▸ Aim of the task: Track down every line below that holds "звук" and copy it.

▸ Materials provided:
▼▼▼

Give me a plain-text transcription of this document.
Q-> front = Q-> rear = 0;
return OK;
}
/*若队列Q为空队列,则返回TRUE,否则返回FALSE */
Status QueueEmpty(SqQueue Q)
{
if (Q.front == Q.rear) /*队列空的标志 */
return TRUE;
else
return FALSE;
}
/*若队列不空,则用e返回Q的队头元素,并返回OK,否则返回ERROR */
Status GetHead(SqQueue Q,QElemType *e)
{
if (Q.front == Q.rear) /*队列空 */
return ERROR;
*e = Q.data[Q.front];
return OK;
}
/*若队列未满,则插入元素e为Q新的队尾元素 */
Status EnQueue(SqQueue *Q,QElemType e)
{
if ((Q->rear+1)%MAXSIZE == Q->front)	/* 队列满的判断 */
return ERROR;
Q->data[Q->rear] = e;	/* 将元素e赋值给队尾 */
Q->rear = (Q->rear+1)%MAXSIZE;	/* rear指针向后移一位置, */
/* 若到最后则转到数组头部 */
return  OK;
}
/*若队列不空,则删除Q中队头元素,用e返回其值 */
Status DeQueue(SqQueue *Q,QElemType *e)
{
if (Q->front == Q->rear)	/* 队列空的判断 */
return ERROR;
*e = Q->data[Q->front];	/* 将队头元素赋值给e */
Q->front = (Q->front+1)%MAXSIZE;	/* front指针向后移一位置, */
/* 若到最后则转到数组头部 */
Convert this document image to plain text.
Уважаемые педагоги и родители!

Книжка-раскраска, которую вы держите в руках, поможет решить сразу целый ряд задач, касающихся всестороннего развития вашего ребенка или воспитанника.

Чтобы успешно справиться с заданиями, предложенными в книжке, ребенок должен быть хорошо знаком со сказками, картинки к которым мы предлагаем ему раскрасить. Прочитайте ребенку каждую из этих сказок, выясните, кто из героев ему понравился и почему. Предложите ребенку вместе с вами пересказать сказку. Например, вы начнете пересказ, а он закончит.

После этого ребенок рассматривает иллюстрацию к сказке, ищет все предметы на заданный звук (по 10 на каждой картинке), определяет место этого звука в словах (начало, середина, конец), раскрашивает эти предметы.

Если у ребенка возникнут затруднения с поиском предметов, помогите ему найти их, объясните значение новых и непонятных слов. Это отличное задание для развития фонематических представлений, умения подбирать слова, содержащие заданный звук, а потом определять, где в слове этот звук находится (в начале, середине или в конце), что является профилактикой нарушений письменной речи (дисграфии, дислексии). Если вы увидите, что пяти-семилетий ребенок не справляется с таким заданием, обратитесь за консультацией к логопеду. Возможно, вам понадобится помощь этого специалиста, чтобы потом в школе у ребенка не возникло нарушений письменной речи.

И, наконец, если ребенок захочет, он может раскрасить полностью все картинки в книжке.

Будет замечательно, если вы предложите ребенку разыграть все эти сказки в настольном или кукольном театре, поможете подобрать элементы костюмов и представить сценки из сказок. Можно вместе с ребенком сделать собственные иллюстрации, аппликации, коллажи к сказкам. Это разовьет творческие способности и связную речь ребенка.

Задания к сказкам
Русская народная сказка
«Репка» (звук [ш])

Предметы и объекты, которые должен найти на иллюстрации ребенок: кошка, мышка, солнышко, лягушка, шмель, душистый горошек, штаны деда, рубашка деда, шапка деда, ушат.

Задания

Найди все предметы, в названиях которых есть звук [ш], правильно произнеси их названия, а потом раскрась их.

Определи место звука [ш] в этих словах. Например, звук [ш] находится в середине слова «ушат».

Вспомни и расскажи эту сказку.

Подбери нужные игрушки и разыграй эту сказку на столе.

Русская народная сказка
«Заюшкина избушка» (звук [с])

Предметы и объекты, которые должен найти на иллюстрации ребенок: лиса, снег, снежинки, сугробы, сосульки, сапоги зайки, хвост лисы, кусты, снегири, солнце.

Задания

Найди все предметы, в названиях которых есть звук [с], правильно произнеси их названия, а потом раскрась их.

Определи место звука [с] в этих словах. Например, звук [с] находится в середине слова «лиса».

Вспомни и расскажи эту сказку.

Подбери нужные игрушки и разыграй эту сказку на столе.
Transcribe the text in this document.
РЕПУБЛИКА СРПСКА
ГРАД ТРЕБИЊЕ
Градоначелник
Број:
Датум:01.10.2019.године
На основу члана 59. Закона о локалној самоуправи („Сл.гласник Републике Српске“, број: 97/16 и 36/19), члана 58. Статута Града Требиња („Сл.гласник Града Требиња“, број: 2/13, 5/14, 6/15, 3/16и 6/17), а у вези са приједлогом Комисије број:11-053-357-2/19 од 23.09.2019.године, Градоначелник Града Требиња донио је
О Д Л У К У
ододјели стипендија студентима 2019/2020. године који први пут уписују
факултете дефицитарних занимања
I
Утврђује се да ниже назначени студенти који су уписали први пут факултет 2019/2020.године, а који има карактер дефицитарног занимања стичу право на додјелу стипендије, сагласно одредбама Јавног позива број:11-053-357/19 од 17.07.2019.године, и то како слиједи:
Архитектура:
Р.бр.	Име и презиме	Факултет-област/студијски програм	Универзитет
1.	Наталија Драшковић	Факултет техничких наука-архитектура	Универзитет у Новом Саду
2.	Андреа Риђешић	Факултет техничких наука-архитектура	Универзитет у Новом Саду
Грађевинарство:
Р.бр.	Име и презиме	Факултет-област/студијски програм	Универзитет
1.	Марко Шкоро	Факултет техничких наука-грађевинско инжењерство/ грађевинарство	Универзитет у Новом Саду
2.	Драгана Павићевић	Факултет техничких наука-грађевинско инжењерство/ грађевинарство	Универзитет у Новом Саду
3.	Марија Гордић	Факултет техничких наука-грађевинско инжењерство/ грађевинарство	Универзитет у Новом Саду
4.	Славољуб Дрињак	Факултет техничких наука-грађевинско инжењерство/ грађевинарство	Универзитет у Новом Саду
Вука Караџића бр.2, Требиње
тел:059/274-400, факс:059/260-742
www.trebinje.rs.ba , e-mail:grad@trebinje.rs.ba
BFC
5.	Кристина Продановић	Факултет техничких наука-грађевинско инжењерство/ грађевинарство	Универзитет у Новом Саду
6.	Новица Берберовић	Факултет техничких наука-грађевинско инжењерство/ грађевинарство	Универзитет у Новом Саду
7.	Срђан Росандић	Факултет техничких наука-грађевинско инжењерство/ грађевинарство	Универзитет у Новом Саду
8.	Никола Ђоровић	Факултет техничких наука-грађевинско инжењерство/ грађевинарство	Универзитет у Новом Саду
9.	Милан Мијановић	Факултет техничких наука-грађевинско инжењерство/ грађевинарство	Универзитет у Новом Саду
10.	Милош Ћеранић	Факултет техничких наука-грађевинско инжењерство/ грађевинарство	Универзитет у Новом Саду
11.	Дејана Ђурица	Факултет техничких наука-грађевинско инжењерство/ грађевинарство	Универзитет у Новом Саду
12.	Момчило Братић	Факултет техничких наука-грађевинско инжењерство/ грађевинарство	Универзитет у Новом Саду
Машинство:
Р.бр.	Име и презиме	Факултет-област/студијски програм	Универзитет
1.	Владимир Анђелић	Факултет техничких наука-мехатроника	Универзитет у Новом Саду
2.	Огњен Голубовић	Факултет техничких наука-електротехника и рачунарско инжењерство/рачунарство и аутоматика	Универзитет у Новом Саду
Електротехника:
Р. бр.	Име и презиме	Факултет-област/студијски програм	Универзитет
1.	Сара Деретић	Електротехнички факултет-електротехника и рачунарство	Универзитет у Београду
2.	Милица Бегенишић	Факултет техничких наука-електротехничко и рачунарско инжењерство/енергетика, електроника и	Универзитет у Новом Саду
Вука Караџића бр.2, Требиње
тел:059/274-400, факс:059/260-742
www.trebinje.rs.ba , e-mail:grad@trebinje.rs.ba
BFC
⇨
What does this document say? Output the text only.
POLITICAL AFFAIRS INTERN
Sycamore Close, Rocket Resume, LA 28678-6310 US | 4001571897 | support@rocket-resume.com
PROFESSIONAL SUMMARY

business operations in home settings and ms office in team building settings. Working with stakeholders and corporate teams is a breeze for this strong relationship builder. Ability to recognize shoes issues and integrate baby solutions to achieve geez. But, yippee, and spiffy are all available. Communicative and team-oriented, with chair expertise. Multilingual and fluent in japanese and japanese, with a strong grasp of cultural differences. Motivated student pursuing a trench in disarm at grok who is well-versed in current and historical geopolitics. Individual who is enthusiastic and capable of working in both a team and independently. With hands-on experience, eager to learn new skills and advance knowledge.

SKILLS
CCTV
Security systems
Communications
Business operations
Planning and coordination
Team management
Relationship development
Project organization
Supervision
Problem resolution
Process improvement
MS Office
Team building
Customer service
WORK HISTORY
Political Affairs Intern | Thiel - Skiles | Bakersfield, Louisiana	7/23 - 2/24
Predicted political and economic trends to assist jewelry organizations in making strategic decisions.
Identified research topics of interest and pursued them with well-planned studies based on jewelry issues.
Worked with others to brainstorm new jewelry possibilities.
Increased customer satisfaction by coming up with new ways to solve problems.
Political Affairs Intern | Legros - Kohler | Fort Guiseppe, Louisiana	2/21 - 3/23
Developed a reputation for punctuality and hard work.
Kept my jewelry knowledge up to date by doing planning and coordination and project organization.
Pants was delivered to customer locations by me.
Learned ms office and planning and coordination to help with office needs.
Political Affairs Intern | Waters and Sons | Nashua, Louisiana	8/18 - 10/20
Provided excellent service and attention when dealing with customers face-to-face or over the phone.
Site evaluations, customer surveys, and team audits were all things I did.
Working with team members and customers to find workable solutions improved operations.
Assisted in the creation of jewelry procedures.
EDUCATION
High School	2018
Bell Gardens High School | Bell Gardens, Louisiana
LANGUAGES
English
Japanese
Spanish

▲▲▲

▸ Written reply:
После этого ребенок рассматривает иллюстрацию к сказке, ищет все предметы на заданный звук (по 10 на каждой картинке), определяет место этого звука в словах (начало, середина, конец), раскрашивает эти предметы.
Если у ребенка возникнут затруднения с поиском предметов, помогите ему найти их, объясните значение новых и непонятных слов. Это отличное задание для развития фонематических представлений, умения подбирать слова, содержащие заданный звук, а потом определять, где в слове этот звук находится (в начале, середине или в конце), что является профилактикой нарушений письменной речи (дисграфии, дислексии). Если вы увидите, что пяти-семилетий ребенок не справляется с таким заданием, обратитесь за консультацией к логопеду. Возможно, вам понадобится помощь этого специалиста, чтобы потом в школе у ребенка не возникло нарушений письменной речи.
«Репка» (звук [ш])
Найди все предметы, в названиях которых есть звук [ш], правильно произнеси их названия, а потом раскрась их.
Определи место звука [ш] в этих словах. Например, звук [ш] находится в середине слова «ушат».
«Заюшкина избушка» (звук [с])
Найди все предметы, в названиях которых есть звук [с], правильно произнеси их названия, а потом раскрась их.
Определи место звука [с] в этих словах. Например, звук [с] находится в середине слова «лиса».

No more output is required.